Begin
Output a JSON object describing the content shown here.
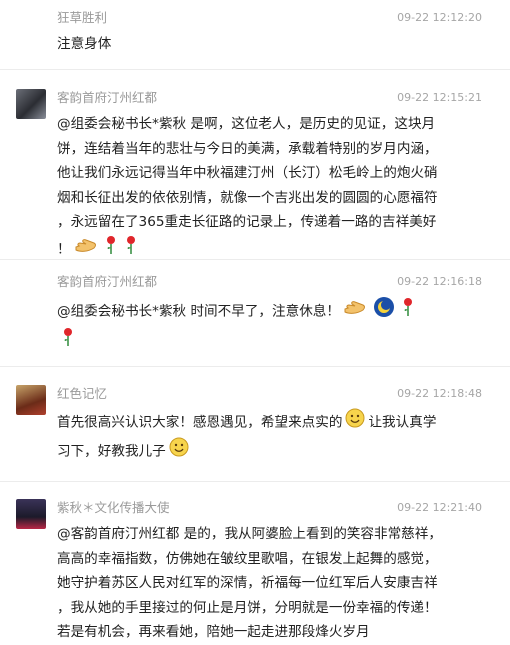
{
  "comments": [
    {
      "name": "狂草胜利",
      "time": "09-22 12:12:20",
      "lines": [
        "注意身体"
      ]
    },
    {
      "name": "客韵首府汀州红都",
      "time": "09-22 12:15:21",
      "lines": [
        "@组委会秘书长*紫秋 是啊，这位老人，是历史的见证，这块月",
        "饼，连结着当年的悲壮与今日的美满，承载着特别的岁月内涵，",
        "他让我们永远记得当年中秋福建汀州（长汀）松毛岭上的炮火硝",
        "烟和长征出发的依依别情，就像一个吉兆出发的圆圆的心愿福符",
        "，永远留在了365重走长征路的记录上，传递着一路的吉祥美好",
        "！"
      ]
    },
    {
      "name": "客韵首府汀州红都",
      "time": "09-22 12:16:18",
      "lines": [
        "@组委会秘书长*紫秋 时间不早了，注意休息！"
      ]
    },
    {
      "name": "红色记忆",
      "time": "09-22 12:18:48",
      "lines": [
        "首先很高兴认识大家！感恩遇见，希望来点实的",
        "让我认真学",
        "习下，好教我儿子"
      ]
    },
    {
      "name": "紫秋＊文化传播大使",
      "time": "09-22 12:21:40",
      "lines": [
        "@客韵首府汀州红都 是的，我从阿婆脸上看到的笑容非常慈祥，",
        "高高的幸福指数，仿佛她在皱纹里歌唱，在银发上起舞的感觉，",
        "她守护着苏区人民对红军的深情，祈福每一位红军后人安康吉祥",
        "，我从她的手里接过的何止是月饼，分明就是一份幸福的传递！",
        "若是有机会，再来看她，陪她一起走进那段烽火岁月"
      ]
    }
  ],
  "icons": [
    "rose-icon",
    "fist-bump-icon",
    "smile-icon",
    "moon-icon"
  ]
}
End
Begin
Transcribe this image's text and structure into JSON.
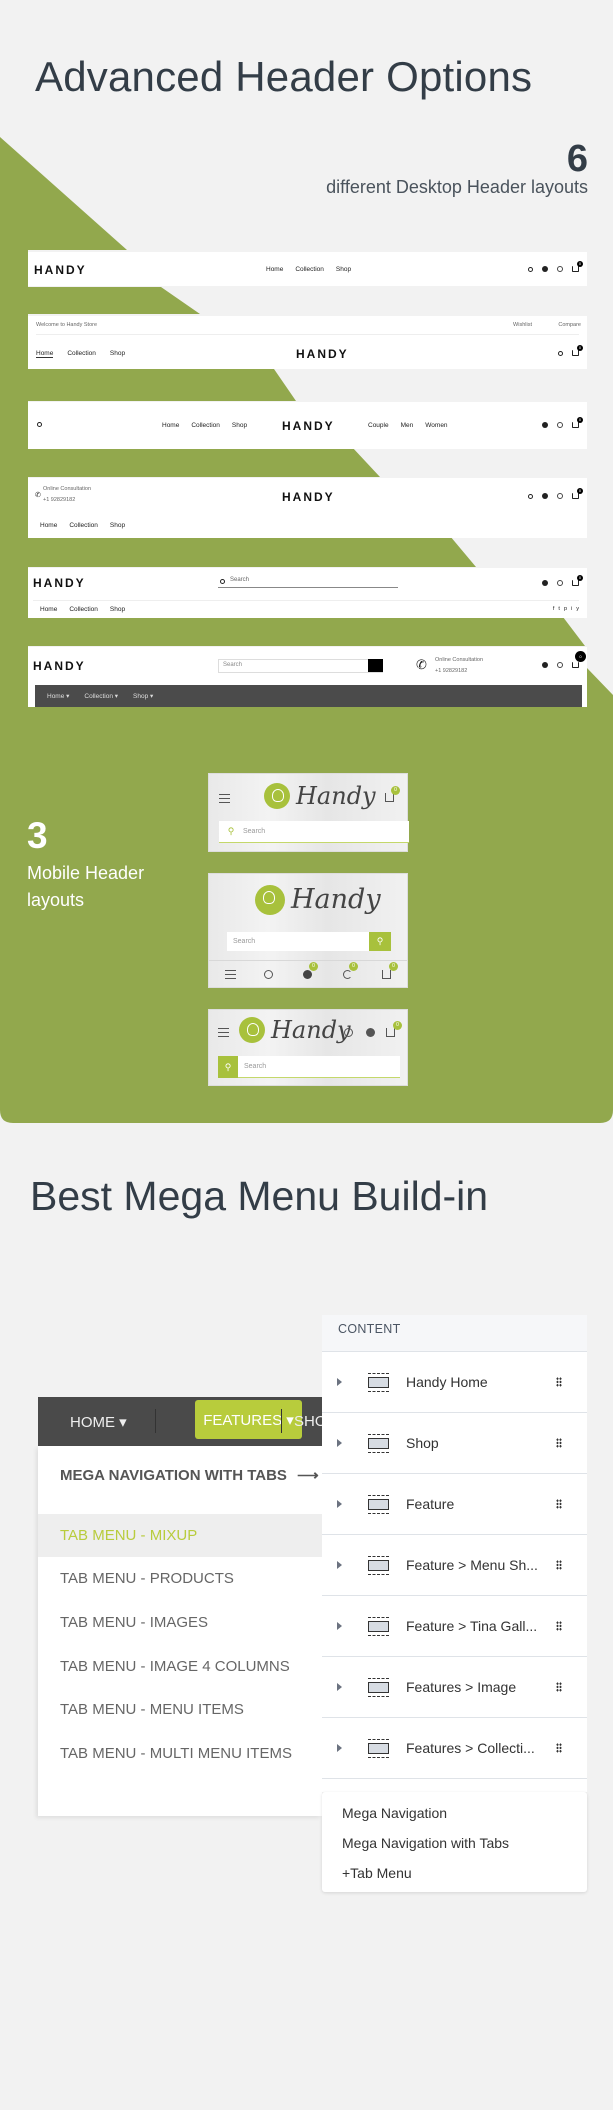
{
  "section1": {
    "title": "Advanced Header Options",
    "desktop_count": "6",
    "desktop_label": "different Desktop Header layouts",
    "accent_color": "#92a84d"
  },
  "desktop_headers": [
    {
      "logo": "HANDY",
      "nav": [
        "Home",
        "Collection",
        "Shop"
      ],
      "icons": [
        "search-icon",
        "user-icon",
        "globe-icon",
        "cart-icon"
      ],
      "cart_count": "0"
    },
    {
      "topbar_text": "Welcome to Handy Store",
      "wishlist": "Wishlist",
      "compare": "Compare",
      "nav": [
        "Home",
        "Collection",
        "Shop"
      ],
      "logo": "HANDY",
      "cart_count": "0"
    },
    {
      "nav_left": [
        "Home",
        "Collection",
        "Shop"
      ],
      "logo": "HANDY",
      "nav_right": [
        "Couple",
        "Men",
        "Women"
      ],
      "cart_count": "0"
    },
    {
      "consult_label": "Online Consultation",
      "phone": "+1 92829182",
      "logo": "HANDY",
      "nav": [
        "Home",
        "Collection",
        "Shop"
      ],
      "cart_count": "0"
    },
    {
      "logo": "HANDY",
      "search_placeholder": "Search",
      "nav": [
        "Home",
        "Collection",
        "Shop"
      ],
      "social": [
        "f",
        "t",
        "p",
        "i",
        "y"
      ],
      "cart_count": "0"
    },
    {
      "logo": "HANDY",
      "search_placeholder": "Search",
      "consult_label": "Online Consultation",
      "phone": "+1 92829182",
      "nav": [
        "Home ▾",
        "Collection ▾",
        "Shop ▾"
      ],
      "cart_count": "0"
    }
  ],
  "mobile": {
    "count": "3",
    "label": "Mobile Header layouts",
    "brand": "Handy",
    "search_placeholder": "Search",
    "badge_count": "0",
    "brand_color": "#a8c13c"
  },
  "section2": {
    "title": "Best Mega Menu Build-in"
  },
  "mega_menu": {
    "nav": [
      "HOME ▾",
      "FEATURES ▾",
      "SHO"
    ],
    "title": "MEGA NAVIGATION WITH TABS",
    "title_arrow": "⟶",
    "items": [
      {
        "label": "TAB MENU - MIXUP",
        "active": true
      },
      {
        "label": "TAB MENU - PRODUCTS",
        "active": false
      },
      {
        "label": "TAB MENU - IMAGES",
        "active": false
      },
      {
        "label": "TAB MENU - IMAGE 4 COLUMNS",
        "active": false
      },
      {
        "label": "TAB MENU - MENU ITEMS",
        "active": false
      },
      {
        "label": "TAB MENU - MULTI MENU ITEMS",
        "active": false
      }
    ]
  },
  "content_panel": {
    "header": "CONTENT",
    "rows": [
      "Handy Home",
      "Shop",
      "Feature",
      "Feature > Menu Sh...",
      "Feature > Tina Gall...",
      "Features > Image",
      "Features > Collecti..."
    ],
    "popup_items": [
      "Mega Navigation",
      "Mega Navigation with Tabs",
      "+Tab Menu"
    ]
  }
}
End
=== Given request ===
Return each full line of the entries that contains the word "layouts".

=== Solution ===
    "desktop_label": "different Desktop Header layouts",
    "label": "Mobile Header layouts",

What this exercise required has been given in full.